The file system server processes prevent deadlock in the buffers by always locking parent and child directory entries in that order. Since the entire directory structure is a hierarchy, this makes the locking well-ordered, preventing deadlock. The major problem in the locking strategy is that locks are at a block level and there are many directory entries in a single block. There are unnecessary lock conflicts in the directory blocks. When one of these directory blocks is tied up accessing the very slow WORM, then all I/O to dozens of unrelated directories is blocked.
Block Devices
The block device I/O system is like a protocol stack of filters. There are a set of pseudo-devices that call recursively to other pseudo-devices and real devices. The protocol stack is compiled from a configuration string that specifies the order of pseudo-devices and devices. Each pseudo-device and device has a set of entry points that corresponds to the operations that the file system requires of a device. The most notable operations are read, write, and size.
The device stack can best be described by describing the syntax of the configuration string that specifies the stack. Configuration strings are used during the setup of the file system. For a description see fsconfig(8). In the following recursive definition, D represents a string that specifies a block device.

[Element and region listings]
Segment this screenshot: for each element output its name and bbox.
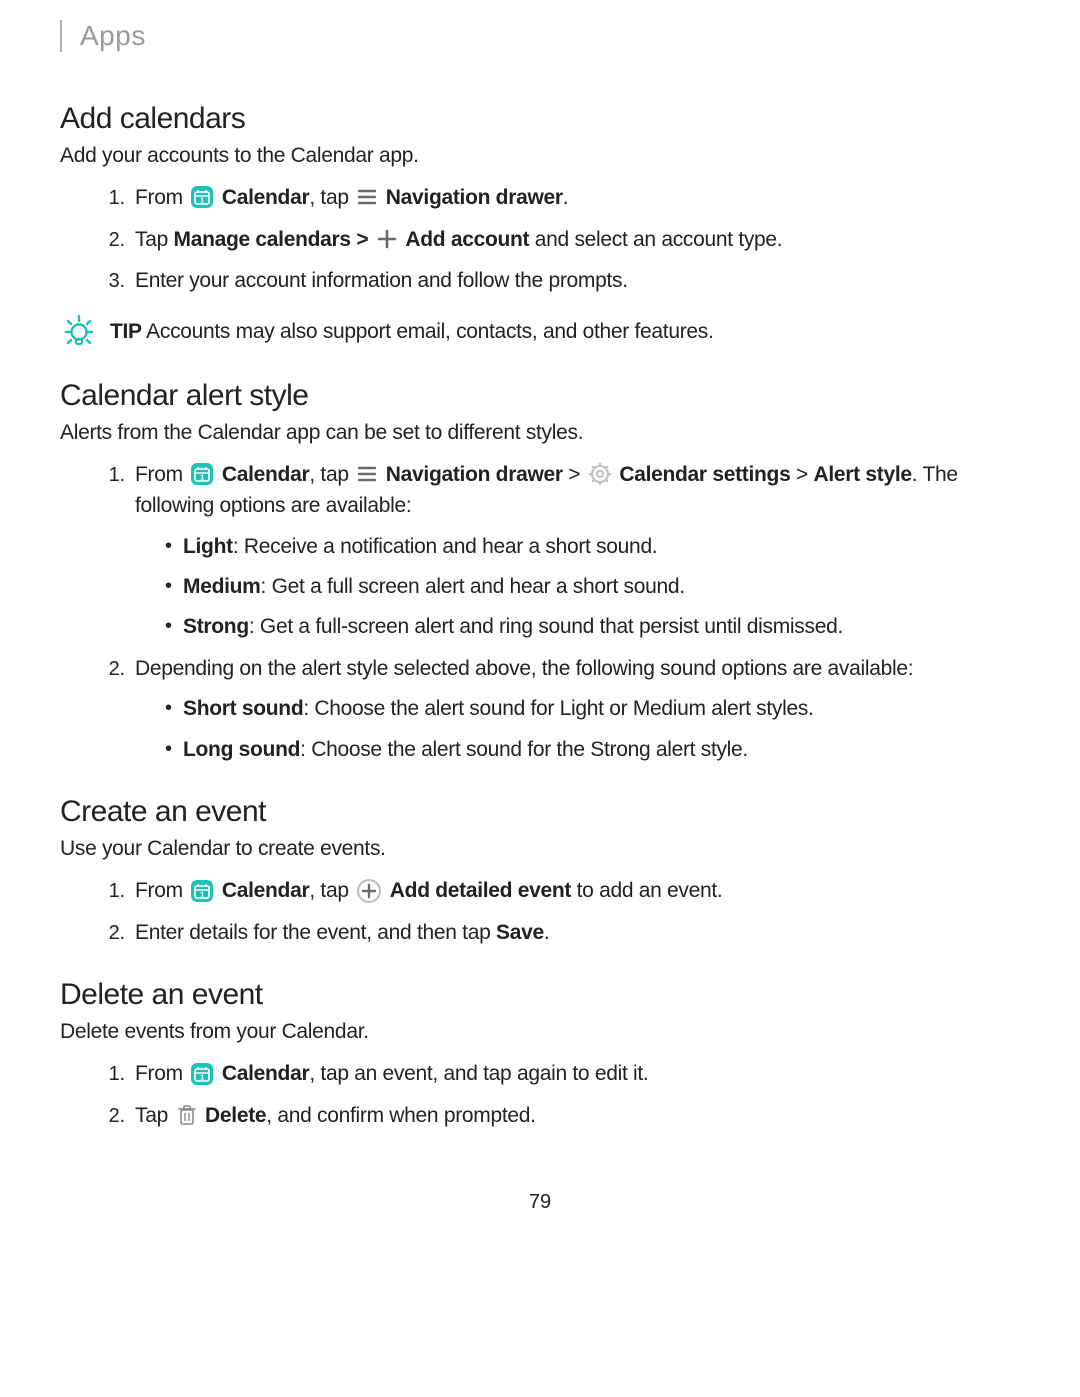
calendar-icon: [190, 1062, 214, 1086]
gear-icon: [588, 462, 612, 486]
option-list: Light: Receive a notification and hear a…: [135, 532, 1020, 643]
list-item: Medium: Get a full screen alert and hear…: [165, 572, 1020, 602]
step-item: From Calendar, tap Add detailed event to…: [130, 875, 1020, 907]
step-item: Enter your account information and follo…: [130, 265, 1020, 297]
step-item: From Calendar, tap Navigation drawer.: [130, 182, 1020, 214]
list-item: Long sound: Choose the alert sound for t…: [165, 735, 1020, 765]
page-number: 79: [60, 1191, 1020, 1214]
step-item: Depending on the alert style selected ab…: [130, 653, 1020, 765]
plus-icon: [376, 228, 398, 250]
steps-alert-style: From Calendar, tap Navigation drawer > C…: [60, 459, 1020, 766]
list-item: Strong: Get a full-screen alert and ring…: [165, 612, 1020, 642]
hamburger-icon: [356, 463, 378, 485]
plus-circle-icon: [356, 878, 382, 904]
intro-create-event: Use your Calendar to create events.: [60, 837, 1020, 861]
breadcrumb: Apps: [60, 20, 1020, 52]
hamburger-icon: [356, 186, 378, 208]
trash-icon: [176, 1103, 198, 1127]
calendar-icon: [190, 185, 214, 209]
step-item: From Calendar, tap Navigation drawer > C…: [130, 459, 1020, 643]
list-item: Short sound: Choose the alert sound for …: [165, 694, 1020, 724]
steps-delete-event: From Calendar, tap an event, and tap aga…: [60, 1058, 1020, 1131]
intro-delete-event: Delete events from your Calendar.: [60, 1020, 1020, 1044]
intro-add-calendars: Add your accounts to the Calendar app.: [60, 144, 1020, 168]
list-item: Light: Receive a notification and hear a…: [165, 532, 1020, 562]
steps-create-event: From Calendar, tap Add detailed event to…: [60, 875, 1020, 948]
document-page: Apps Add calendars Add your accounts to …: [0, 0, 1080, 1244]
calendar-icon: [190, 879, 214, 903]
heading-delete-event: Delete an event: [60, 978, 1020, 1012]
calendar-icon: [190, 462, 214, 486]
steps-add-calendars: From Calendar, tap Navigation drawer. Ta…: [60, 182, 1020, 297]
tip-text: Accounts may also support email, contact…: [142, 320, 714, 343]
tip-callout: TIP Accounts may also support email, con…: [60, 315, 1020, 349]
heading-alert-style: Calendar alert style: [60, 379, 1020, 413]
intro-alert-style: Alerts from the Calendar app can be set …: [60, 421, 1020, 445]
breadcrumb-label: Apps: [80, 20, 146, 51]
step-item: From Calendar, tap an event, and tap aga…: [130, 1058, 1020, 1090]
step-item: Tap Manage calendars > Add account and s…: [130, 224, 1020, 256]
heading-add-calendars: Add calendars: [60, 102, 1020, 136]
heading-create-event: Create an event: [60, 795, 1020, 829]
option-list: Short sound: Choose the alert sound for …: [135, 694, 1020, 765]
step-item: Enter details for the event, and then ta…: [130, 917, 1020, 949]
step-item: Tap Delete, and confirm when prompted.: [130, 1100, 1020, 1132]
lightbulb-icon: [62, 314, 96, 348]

**Tasks to complete**
[a] Answer these questions about the excerpt on file system locking and block devices:
(i) In what order do the file system server processes lock directory entries?
(ii) Which device operations are named as the most notable?
(iii) In the recursive definition, what does D represent?
[b] Print the lines of the records from the one containing "calendar-icon: [190, 1062, 214, 1086]" through the one containing "heading-alert-style: Calendar alert", both included.

**Answers by task**
[a]
(i) Parent directory entries first, then child directory entries.
(ii) Read, write, and size.
(iii) A string that specifies a block device.

[b]
calendar-icon: [190, 1062, 214, 1086]
gear-icon: [588, 462, 612, 486]
option-list: Light: Receive a notification and hear a…: [135, 532, 1020, 643]
list-item: Medium: Get a full screen alert and hear…: [165, 572, 1020, 602]
step-item: From Calendar, tap Add detailed event to…: [130, 875, 1020, 907]
step-item: Enter your account information and follo…: [130, 265, 1020, 297]
step-item: From Calendar, tap Navigation drawer.: [130, 182, 1020, 214]
list-item: Long sound: Choose the alert sound for t…: [165, 735, 1020, 765]
page-number: 79: [60, 1191, 1020, 1214]
step-item: Depending on the alert style selected ab…: [130, 653, 1020, 765]
plus-icon: [376, 228, 398, 250]
steps-alert-style: From Calendar, tap Navigation drawer > C…: [60, 459, 1020, 766]
list-item: Strong: Get a full-screen alert and ring…: [165, 612, 1020, 642]
hamburger-icon: [356, 463, 378, 485]
plus-circle-icon: [356, 878, 382, 904]
intro-create-event: Use your Calendar to create events.: [60, 837, 1020, 861]
breadcrumb: Apps: [60, 20, 1020, 52]
hamburger-icon: [356, 186, 378, 208]
trash-icon: [176, 1103, 198, 1127]
calendar-icon: [190, 185, 214, 209]
step-item: From Calendar, tap Navigation drawer > C…: [130, 459, 1020, 643]
list-item: Short sound: Choose the alert sound for …: [165, 694, 1020, 724]
steps-delete-event: From Calendar, tap an event, and tap aga…: [60, 1058, 1020, 1131]
intro-delete-event: Delete events from your Calendar.: [60, 1020, 1020, 1044]
intro-add-calendars: Add your accounts to the Calendar app.: [60, 144, 1020, 168]
list-item: Light: Receive a notification and hear a…: [165, 532, 1020, 562]
steps-create-event: From Calendar, tap Add detailed event to…: [60, 875, 1020, 948]
document-page: Apps Add calendars Add your accounts to …: [0, 0, 1080, 1244]
calendar-icon: [190, 879, 214, 903]
heading-delete-event: Delete an event: [60, 978, 1020, 1012]
calendar-icon: [190, 462, 214, 486]
steps-add-calendars: From Calendar, tap Navigation drawer. Ta…: [60, 182, 1020, 297]
tip-text: Accounts may also support email, contact…: [142, 320, 714, 343]
tip-callout: TIP Accounts may also support email, con…: [60, 315, 1020, 349]
heading-alert-style: Calendar alert style: [60, 379, 1020, 413]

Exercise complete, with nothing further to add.